Start of DATASET RECORDS
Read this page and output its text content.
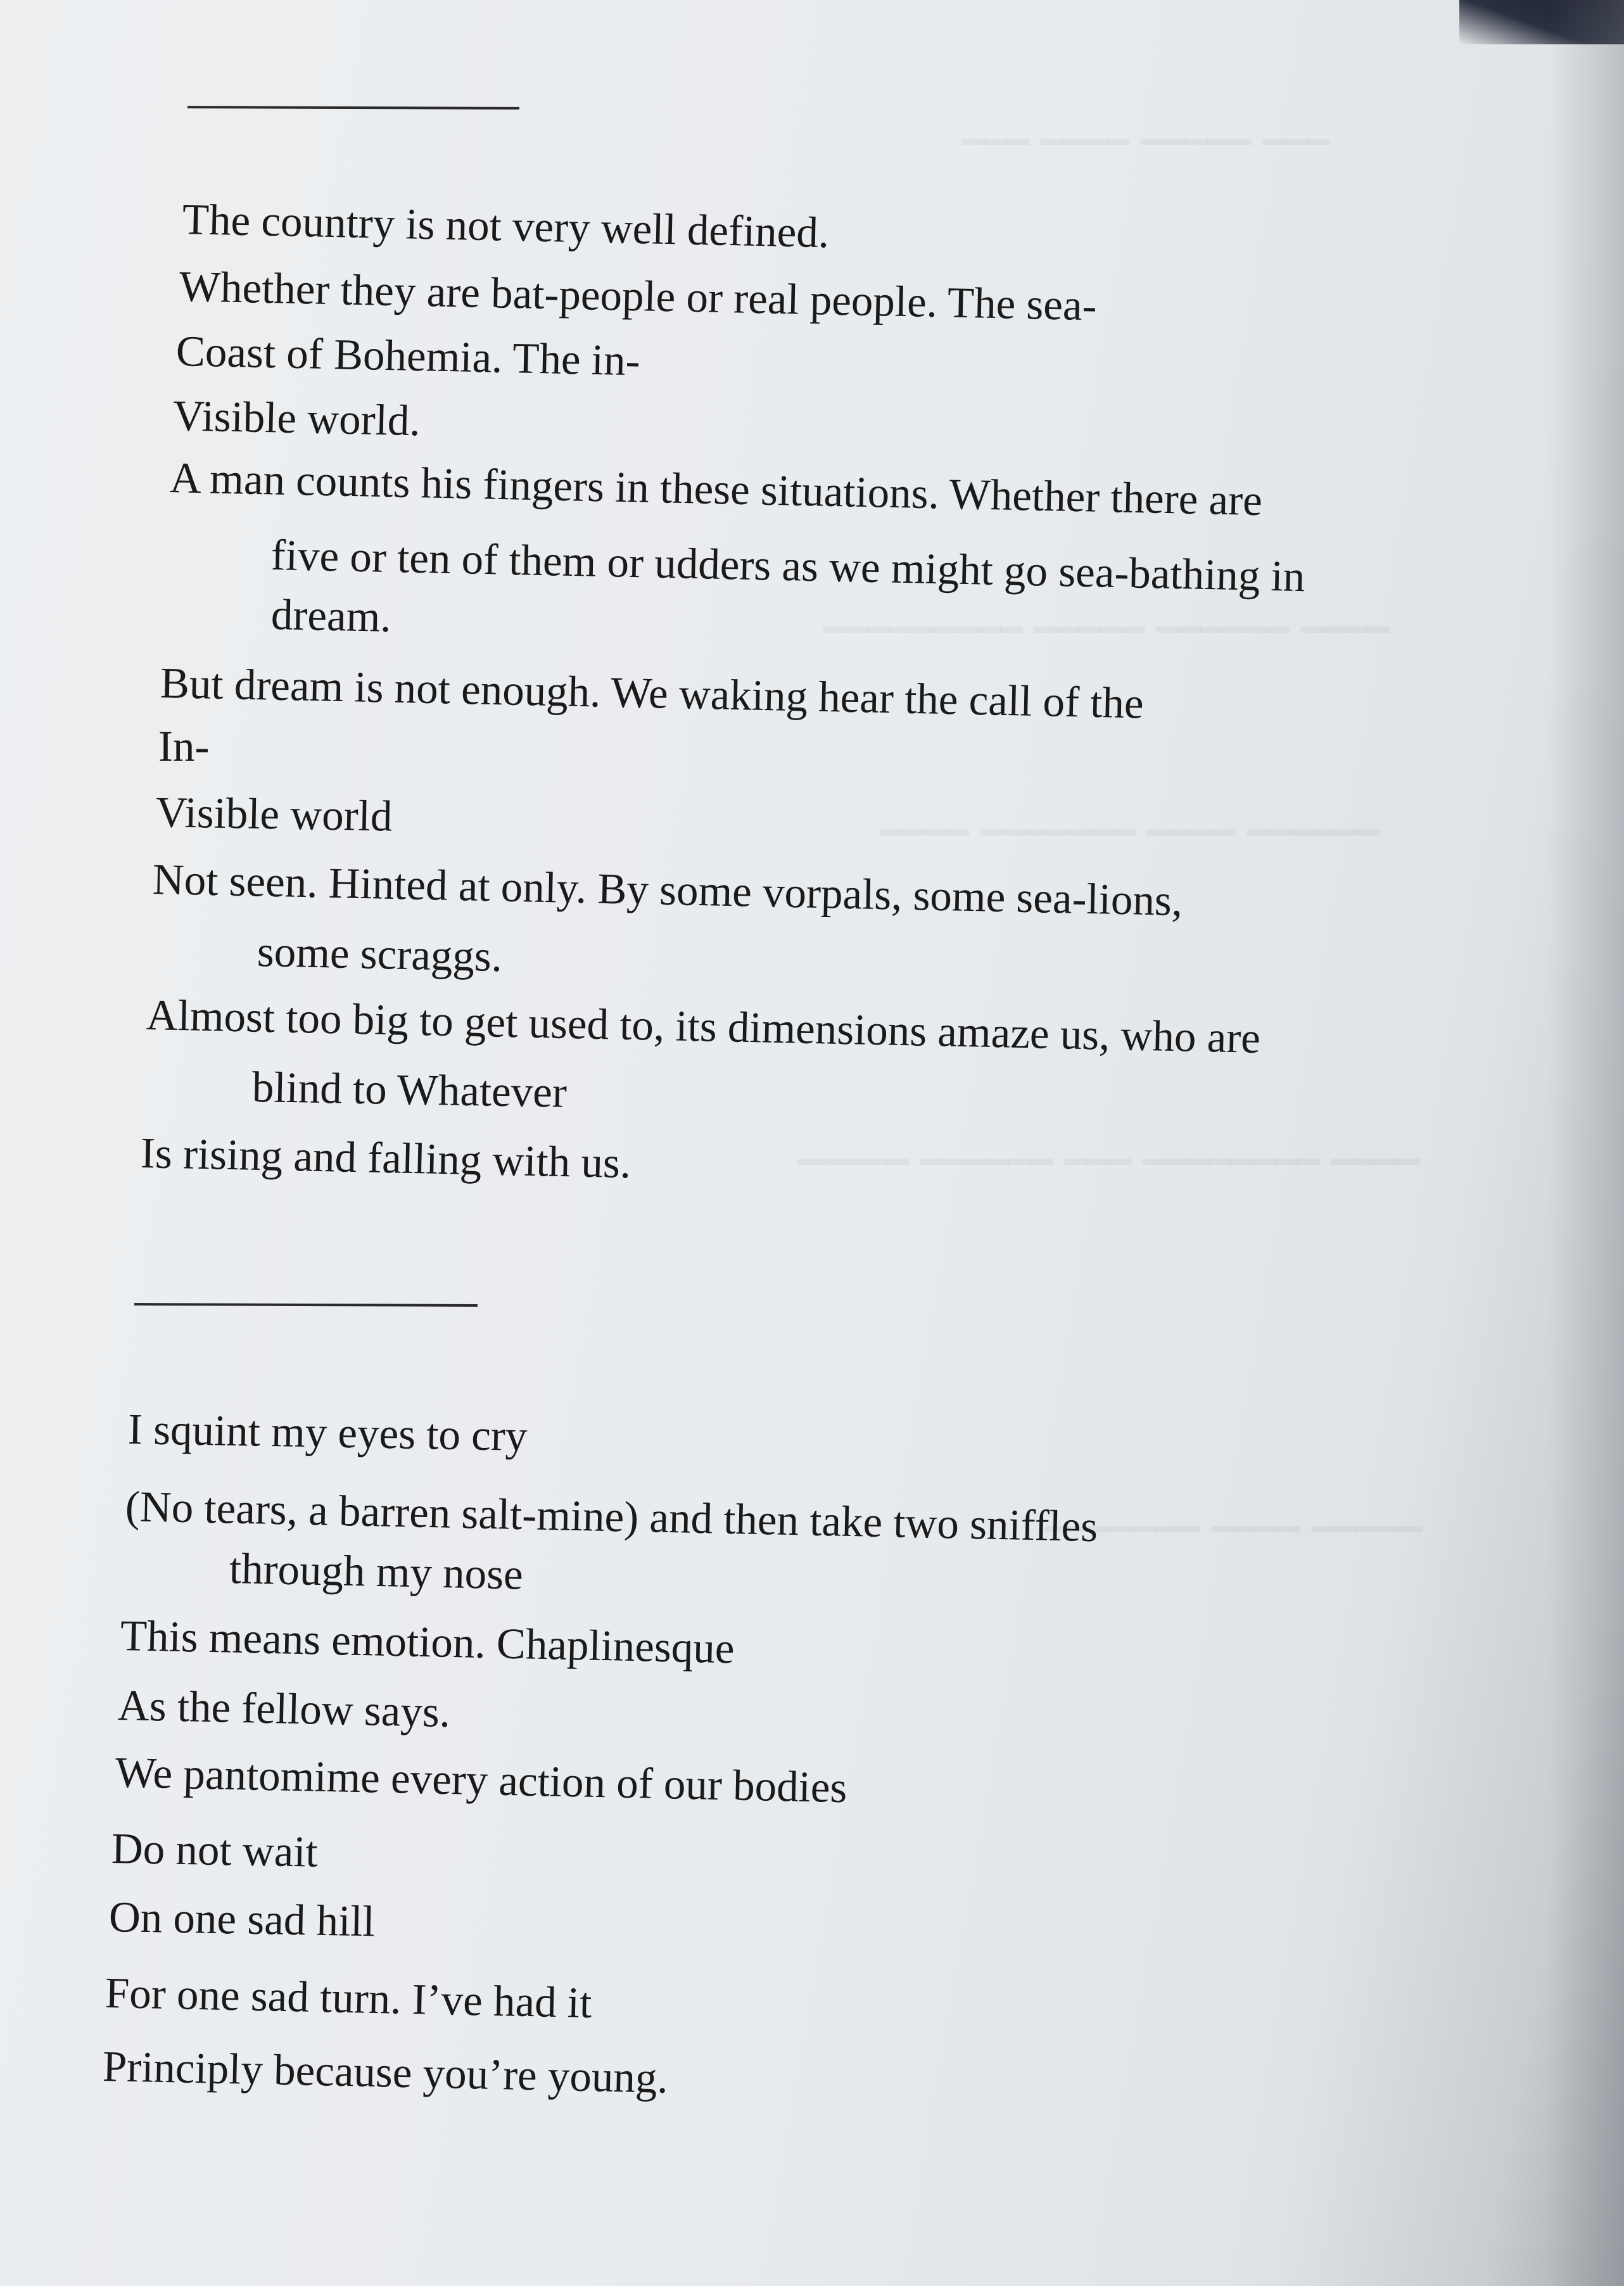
━━━ ━━━━━ ━━━━ ━━━
━━━━ ━━━━━━ ━━━━━ ━━━━━━━━━
━━━━━━ ━━━━ ━━━━━━━ ━━━━
━━━━ ━━━━━━━━ ━━━ ━━━━━━ ━━━━━
━━━━━ ━━━━ ━━━━━━━
The country is not very well defined.
Whether they are bat-people or real people. The sea-
Coast of Bohemia. The in-
Visible world.
A man counts his fingers in these situations. Whether there are
five or ten of them or udders as we might go sea-bathing in
dream.
But dream is not enough. We waking hear the call of the
In-
Visible world
Not seen. Hinted at only. By some vorpals, some sea-lions,
some scraggs.
Almost too big to get used to, its dimensions amaze us, who are
blind to Whatever
Is rising and falling with us.
I squint my eyes to cry
(No tears, a barren salt-mine) and then take two sniffles
through my nose
This means emotion. Chaplinesque
As the fellow says.
We pantomime every action of our bodies
Do not wait
On one sad hill
For one sad turn. I’ve had it
Principly because you’re young.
End of DATASET RECORDS
WHAT IS ASKED: Skip the pictures and transcribe the rest of the records exactly.

RESPONSE:
Read this page and output its text content.
━━━ ━━━━━ ━━━━ ━━━
━━━━ ━━━━━━ ━━━━━ ━━━━━━━━━
━━━━━━ ━━━━ ━━━━━━━ ━━━━
━━━━ ━━━━━━━━ ━━━ ━━━━━━ ━━━━━
━━━━━ ━━━━ ━━━━━━━
The country is not very well defined.
Whether they are bat-people or real people. The sea-
Coast of Bohemia. The in-
Visible world.
A man counts his fingers in these situations. Whether there are
five or ten of them or udders as we might go sea-bathing in
dream.
But dream is not enough. We waking hear the call of the
In-
Visible world
Not seen. Hinted at only. By some vorpals, some sea-lions,
some scraggs.
Almost too big to get used to, its dimensions amaze us, who are
blind to Whatever
Is rising and falling with us.
I squint my eyes to cry
(No tears, a barren salt-mine) and then take two sniffles
through my nose
This means emotion. Chaplinesque
As the fellow says.
We pantomime every action of our bodies
Do not wait
On one sad hill
For one sad turn. I’ve had it
Principly because you’re young.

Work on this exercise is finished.